_Given data:_
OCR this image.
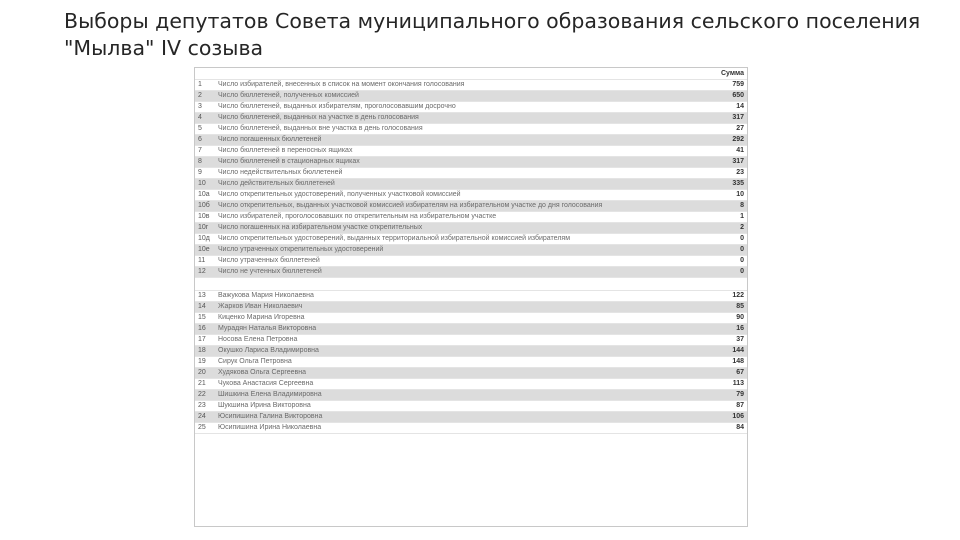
Выборы депутатов Совета муниципального образования сельского поселения "Мылва" IV созыва
		Сумма
1	Число избирателей, внесенных в список на момент окончания голосования	759
2	Число бюллетеней, полученных комиссией	650
3	Число бюллетеней, выданных избирателям, проголосовавшим досрочно	14
4	Число бюллетеней, выданных на участке в день голосования	317
5	Число бюллетеней, выданных вне участка в день голосования	27
6	Число погашенных бюллетеней	292
7	Число бюллетеней в переносных ящиках	41
8	Число бюллетеней в стационарных ящиках	317
9	Число недействительных бюллетеней	23
10	Число действительных бюллетеней	335
10а	Число открепительных удостоверений, полученных участковой комиссией	10
10б	Число открепительных, выданных участковой комиссией избирателям на избирательном участке до дня голосования	8
10в	Число избирателей, проголосовавших по открепительным на избирательном участке	1
10г	Число погашенных на избирательном участке открепительных	2
10д	Число открепительных удостоверений, выданных территориальной избирательной комиссией избирателям	0
10е	Число утраченных открепительных удостоверений	0
11	Число утраченных бюллетеней	0
12	Число не учтенных бюллетеней	0

13	Важукова Мария Николаевна	122
14	Жарков Иван Николаевич	85
15	Киценко Марина Игоревна	90
16	Мурадян Наталья Викторовна	16
17	Носова Елена Петровна	37
18	Окушко Лариса Владимировна	144
19	Сирук Ольга Петровна	148
20	Худякова Ольга Сергеевна	67
21	Чукова Анастасия Сергеевна	113
22	Шишкина Елена Владимировна	79
23	Шукшина Ирина Викторовна	87
24	Юсипишина Галина Викторовна	106
25	Юсипишина Ирина Николаевна	84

_Problem statement:_
Transcribe every line from the records above without alteration, and leave out the images.

_Output:_
OCR this image.
Выборы депутатов Совета муниципального образования сельского поселения "Мылва" IV созыва
		Сумма
1	Число избирателей, внесенных в список на момент окончания голосования	759
2	Число бюллетеней, полученных комиссией	650
3	Число бюллетеней, выданных избирателям, проголосовавшим досрочно	14
4	Число бюллетеней, выданных на участке в день голосования	317
5	Число бюллетеней, выданных вне участка в день голосования	27
6	Число погашенных бюллетеней	292
7	Число бюллетеней в переносных ящиках	41
8	Число бюллетеней в стационарных ящиках	317
9	Число недействительных бюллетеней	23
10	Число действительных бюллетеней	335
10а	Число открепительных удостоверений, полученных участковой комиссией	10
10б	Число открепительных, выданных участковой комиссией избирателям на избирательном участке до дня голосования	8
10в	Число избирателей, проголосовавших по открепительным на избирательном участке	1
10г	Число погашенных на избирательном участке открепительных	2
10д	Число открепительных удостоверений, выданных территориальной избирательной комиссией избирателям	0
10е	Число утраченных открепительных удостоверений	0
11	Число утраченных бюллетеней	0
12	Число не учтенных бюллетеней	0

13	Важукова Мария Николаевна	122
14	Жарков Иван Николаевич	85
15	Киценко Марина Игоревна	90
16	Мурадян Наталья Викторовна	16
17	Носова Елена Петровна	37
18	Окушко Лариса Владимировна	144
19	Сирук Ольга Петровна	148
20	Худякова Ольга Сергеевна	67
21	Чукова Анастасия Сергеевна	113
22	Шишкина Елена Владимировна	79
23	Шукшина Ирина Викторовна	87
24	Юсипишина Галина Викторовна	106
25	Юсипишина Ирина Николаевна	84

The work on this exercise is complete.